## Set task
Transcribe the material word for word, but without the images.

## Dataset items
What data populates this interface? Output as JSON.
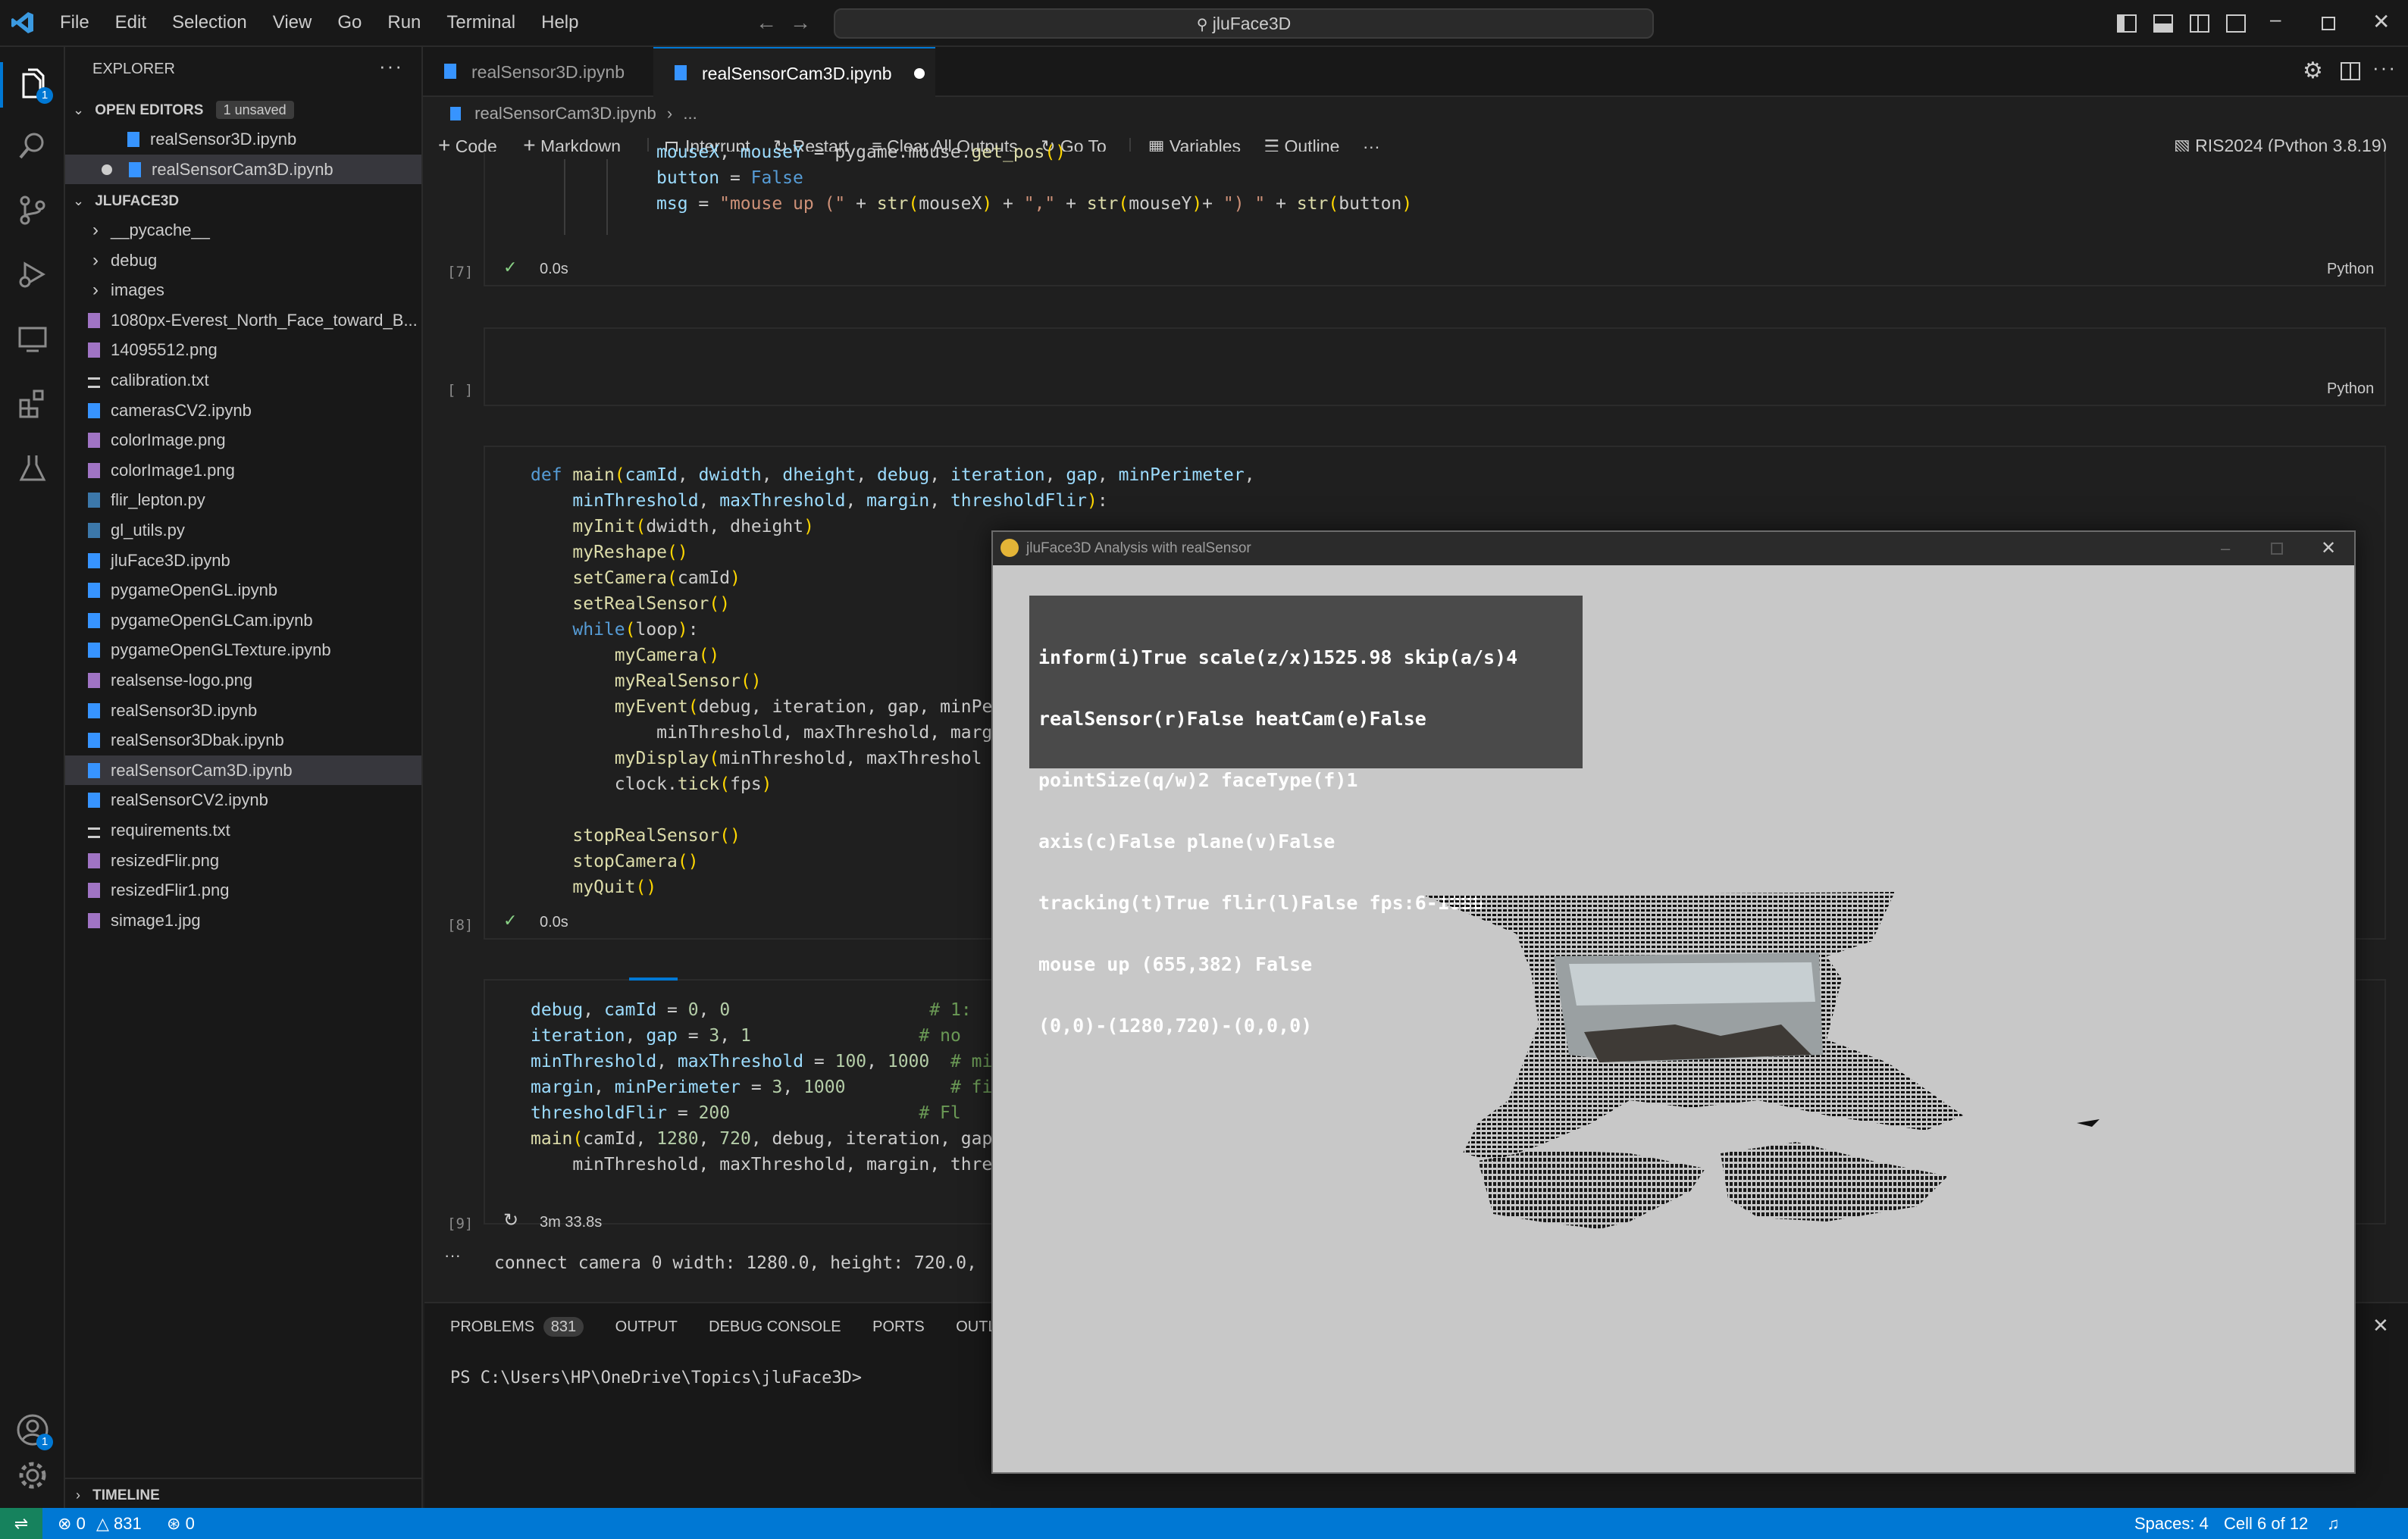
{
  "titlebar": {
    "menu": [
      "File",
      "Edit",
      "Selection",
      "View",
      "Go",
      "Run",
      "Terminal",
      "Help"
    ],
    "search": "jluFace3D"
  },
  "activity": {
    "explorer_badge": "1",
    "accounts_badge": "1"
  },
  "sidebar": {
    "header": "EXPLORER",
    "open_editors_label": "OPEN EDITORS",
    "unsaved_badge": "1 unsaved",
    "open_editors": [
      "realSensor3D.ipynb",
      "realSensorCam3D.ipynb"
    ],
    "project": "JLUFACE3D",
    "folders": [
      "__pycache__",
      "debug",
      "images"
    ],
    "files": [
      {
        "name": "1080px-Everest_North_Face_toward_B...",
        "kind": "image"
      },
      {
        "name": "14095512.png",
        "kind": "image"
      },
      {
        "name": "calibration.txt",
        "kind": "text"
      },
      {
        "name": "camerasCV2.ipynb",
        "kind": "notebook"
      },
      {
        "name": "colorImage.png",
        "kind": "image"
      },
      {
        "name": "colorImage1.png",
        "kind": "image"
      },
      {
        "name": "flir_lepton.py",
        "kind": "python"
      },
      {
        "name": "gl_utils.py",
        "kind": "python"
      },
      {
        "name": "jluFace3D.ipynb",
        "kind": "notebook"
      },
      {
        "name": "pygameOpenGL.ipynb",
        "kind": "notebook"
      },
      {
        "name": "pygameOpenGLCam.ipynb",
        "kind": "notebook"
      },
      {
        "name": "pygameOpenGLTexture.ipynb",
        "kind": "notebook"
      },
      {
        "name": "realsense-logo.png",
        "kind": "image"
      },
      {
        "name": "realSensor3D.ipynb",
        "kind": "notebook"
      },
      {
        "name": "realSensor3Dbak.ipynb",
        "kind": "notebook"
      },
      {
        "name": "realSensorCam3D.ipynb",
        "kind": "notebook"
      },
      {
        "name": "realSensorCV2.ipynb",
        "kind": "notebook"
      },
      {
        "name": "requirements.txt",
        "kind": "text"
      },
      {
        "name": "resizedFlir.png",
        "kind": "image"
      },
      {
        "name": "resizedFlir1.png",
        "kind": "image"
      },
      {
        "name": "simage1.jpg",
        "kind": "image"
      }
    ],
    "timeline": "TIMELINE"
  },
  "tabs": [
    {
      "label": "realSensor3D.ipynb"
    },
    {
      "label": "realSensorCam3D.ipynb"
    }
  ],
  "breadcrumb": {
    "file": "realSensorCam3D.ipynb",
    "more": "..."
  },
  "toolbar": {
    "code": "Code",
    "markdown": "Markdown",
    "interrupt": "Interrupt",
    "restart": "Restart",
    "clear": "Clear All Outputs",
    "goto": "Go To",
    "variables": "Variables",
    "outline": "Outline",
    "kernel": "RIS2024 (Python 3.8.19)"
  },
  "cells": {
    "c7_label": "[7]",
    "c7_time": "0.0s",
    "lang": "Python",
    "c_empty_label": "[ ]",
    "c8_label": "[8]",
    "c8_time": "0.0s",
    "c9_label": "[9]",
    "c9_time": "3m 33.8s",
    "output_line": "connect camera 0 width: 1280.0, height: 720.0, "
  },
  "panel": {
    "tabs": [
      "PROBLEMS",
      "OUTPUT",
      "DEBUG CONSOLE",
      "PORTS",
      "OUTLINE"
    ],
    "problems_count": "831",
    "prompt": "PS C:\\Users\\HP\\OneDrive\\Topics\\jluFace3D>"
  },
  "pgwindow": {
    "title": "jluFace3D Analysis with realSensor",
    "info": [
      "inform(i)True scale(z/x)1525.98 skip(a/s)4",
      "realSensor(r)False heatCam(e)False",
      "pointSize(q/w)2 faceType(f)1",
      "axis(c)False plane(v)False",
      "tracking(t)True flir(l)False fps:6-1086",
      "mouse up (655,382) False",
      "(0,0)-(1280,720)-(0,0,0)"
    ]
  },
  "status": {
    "errors": "0",
    "warnings": "831",
    "ports": "0",
    "spaces": "Spaces: 4",
    "cell": "Cell 6 of 12"
  },
  "colors": {
    "accent": "#0078d4",
    "keyword": "#569cd6",
    "string": "#ce9178",
    "comment": "#6a9955"
  }
}
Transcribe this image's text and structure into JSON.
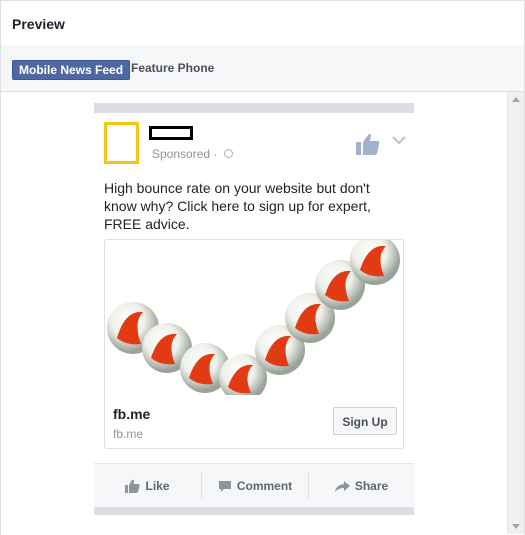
{
  "header": {
    "title": "Preview"
  },
  "tabs": [
    {
      "label": "Mobile News Feed",
      "active": true
    },
    {
      "label": "Feature Phone",
      "active": false
    }
  ],
  "post": {
    "sponsored_label": "Sponsored · ",
    "text": "High bounce rate on your website but don't know why? Click here to sign up for expert, FREE advice.",
    "link_title": "fb.me",
    "link_domain": "fb.me",
    "cta_label": "Sign Up",
    "actions": {
      "like": "Like",
      "comment": "Comment",
      "share": "Share"
    }
  },
  "colors": {
    "avatar_border": "#f7c614",
    "tab_active_bg": "#4e69a2",
    "marble_red": "#e23b14"
  },
  "icons": [
    "globe-icon",
    "thumbs-up-icon",
    "chevron-down-icon",
    "like-icon",
    "comment-icon",
    "share-icon"
  ]
}
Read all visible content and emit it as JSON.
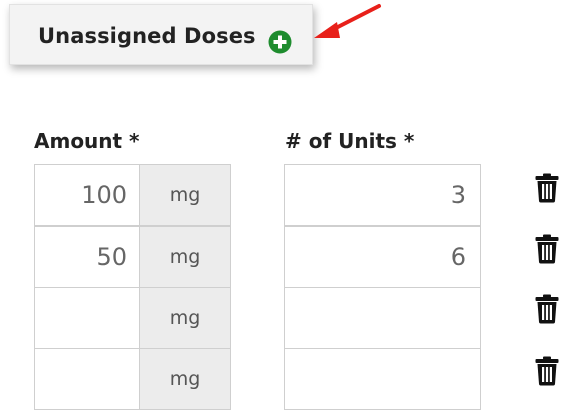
{
  "header": {
    "doses_label": "Unassigned Doses",
    "add_icon": "plus-circle-icon",
    "accent_color": "#1e8c2e",
    "annotation_arrow_color": "#e8201a"
  },
  "columns": {
    "amount_header": "Amount *",
    "units_header": "# of Units *"
  },
  "rows": [
    {
      "amount": "100",
      "unit": "mg",
      "units": "3"
    },
    {
      "amount": "50",
      "unit": "mg",
      "units": "6"
    },
    {
      "amount": "",
      "unit": "mg",
      "units": ""
    },
    {
      "amount": "",
      "unit": "mg",
      "units": ""
    }
  ],
  "row_action_icon": "trash-icon"
}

## Task result
What data populates this interface? Output as JSON.
{
  "titlebar": {
    "menu": [
      "File",
      "Edit",
      "Selection",
      "View",
      "Go",
      "Run",
      "Terminal",
      "Help"
    ],
    "search": "jluFace3D"
  },
  "activity": {
    "explorer_badge": "1",
    "accounts_badge": "1"
  },
  "sidebar": {
    "header": "EXPLORER",
    "open_editors_label": "OPEN EDITORS",
    "unsaved_badge": "1 unsaved",
    "open_editors": [
      "realSensor3D.ipynb",
      "realSensorCam3D.ipynb"
    ],
    "project": "JLUFACE3D",
    "folders": [
      "__pycache__",
      "debug",
      "images"
    ],
    "files": [
      {
        "name": "1080px-Everest_North_Face_toward_B...",
        "kind": "image"
      },
      {
        "name": "14095512.png",
        "kind": "image"
      },
      {
        "name": "calibration.txt",
        "kind": "text"
      },
      {
        "name": "camerasCV2.ipynb",
        "kind": "notebook"
      },
      {
        "name": "colorImage.png",
        "kind": "image"
      },
      {
        "name": "colorImage1.png",
        "kind": "image"
      },
      {
        "name": "flir_lepton.py",
        "kind": "python"
      },
      {
        "name": "gl_utils.py",
        "kind": "python"
      },
      {
        "name": "jluFace3D.ipynb",
        "kind": "notebook"
      },
      {
        "name": "pygameOpenGL.ipynb",
        "kind": "notebook"
      },
      {
        "name": "pygameOpenGLCam.ipynb",
        "kind": "notebook"
      },
      {
        "name": "pygameOpenGLTexture.ipynb",
        "kind": "notebook"
      },
      {
        "name": "realsense-logo.png",
        "kind": "image"
      },
      {
        "name": "realSensor3D.ipynb",
        "kind": "notebook"
      },
      {
        "name": "realSensor3Dbak.ipynb",
        "kind": "notebook"
      },
      {
        "name": "realSensorCam3D.ipynb",
        "kind": "notebook"
      },
      {
        "name": "realSensorCV2.ipynb",
        "kind": "notebook"
      },
      {
        "name": "requirements.txt",
        "kind": "text"
      },
      {
        "name": "resizedFlir.png",
        "kind": "image"
      },
      {
        "name": "resizedFlir1.png",
        "kind": "image"
      },
      {
        "name": "simage1.jpg",
        "kind": "image"
      }
    ],
    "timeline": "TIMELINE"
  },
  "tabs": [
    {
      "label": "realSensor3D.ipynb"
    },
    {
      "label": "realSensorCam3D.ipynb"
    }
  ],
  "breadcrumb": {
    "file": "realSensorCam3D.ipynb",
    "more": "..."
  },
  "toolbar": {
    "code": "Code",
    "markdown": "Markdown",
    "interrupt": "Interrupt",
    "restart": "Restart",
    "clear": "Clear All Outputs",
    "goto": "Go To",
    "variables": "Variables",
    "outline": "Outline",
    "kernel": "RIS2024 (Python 3.8.19)"
  },
  "cells": {
    "c7_label": "[7]",
    "c7_time": "0.0s",
    "lang": "Python",
    "c_empty_label": "[ ]",
    "c8_label": "[8]",
    "c8_time": "0.0s",
    "c9_label": "[9]",
    "c9_time": "3m 33.8s",
    "output_line": "connect camera 0 width: 1280.0, height: 720.0, "
  },
  "panel": {
    "tabs": [
      "PROBLEMS",
      "OUTPUT",
      "DEBUG CONSOLE",
      "PORTS",
      "OUTLINE"
    ],
    "problems_count": "831",
    "prompt": "PS C:\\Users\\HP\\OneDrive\\Topics\\jluFace3D>"
  },
  "pgwindow": {
    "title": "jluFace3D Analysis with realSensor",
    "info": [
      "inform(i)True scale(z/x)1525.98 skip(a/s)4",
      "realSensor(r)False heatCam(e)False",
      "pointSize(q/w)2 faceType(f)1",
      "axis(c)False plane(v)False",
      "tracking(t)True flir(l)False fps:6-1086",
      "mouse up (655,382) False",
      "(0,0)-(1280,720)-(0,0,0)"
    ]
  },
  "status": {
    "errors": "0",
    "warnings": "831",
    "ports": "0",
    "spaces": "Spaces: 4",
    "cell": "Cell 6 of 12"
  },
  "colors": {
    "accent": "#0078d4",
    "keyword": "#569cd6",
    "string": "#ce9178",
    "comment": "#6a9955"
  }
}
Transcribe this image's text and structure into JSON.
{
  "header": {
    "title": "Preview"
  },
  "tabs": [
    {
      "label": "Mobile News Feed",
      "active": true
    },
    {
      "label": "Feature Phone",
      "active": false
    }
  ],
  "post": {
    "sponsored_label": "Sponsored · ",
    "text": "High bounce rate on your website but don't know why? Click here to sign up for expert, FREE advice.",
    "link_title": "fb.me",
    "link_domain": "fb.me",
    "cta_label": "Sign Up",
    "actions": {
      "like": "Like",
      "comment": "Comment",
      "share": "Share"
    }
  },
  "colors": {
    "avatar_border": "#f7c614",
    "tab_active_bg": "#4e69a2",
    "marble_red": "#e23b14"
  },
  "icons": [
    "globe-icon",
    "thumbs-up-icon",
    "chevron-down-icon",
    "like-icon",
    "comment-icon",
    "share-icon"
  ]
}
Read all visible content and emit it as JSON.
{
  "header": {
    "doses_label": "Unassigned Doses",
    "add_icon": "plus-circle-icon",
    "accent_color": "#1e8c2e",
    "annotation_arrow_color": "#e8201a"
  },
  "columns": {
    "amount_header": "Amount *",
    "units_header": "# of Units *"
  },
  "rows": [
    {
      "amount": "100",
      "unit": "mg",
      "units": "3"
    },
    {
      "amount": "50",
      "unit": "mg",
      "units": "6"
    },
    {
      "amount": "",
      "unit": "mg",
      "units": ""
    },
    {
      "amount": "",
      "unit": "mg",
      "units": ""
    }
  ],
  "row_action_icon": "trash-icon"
}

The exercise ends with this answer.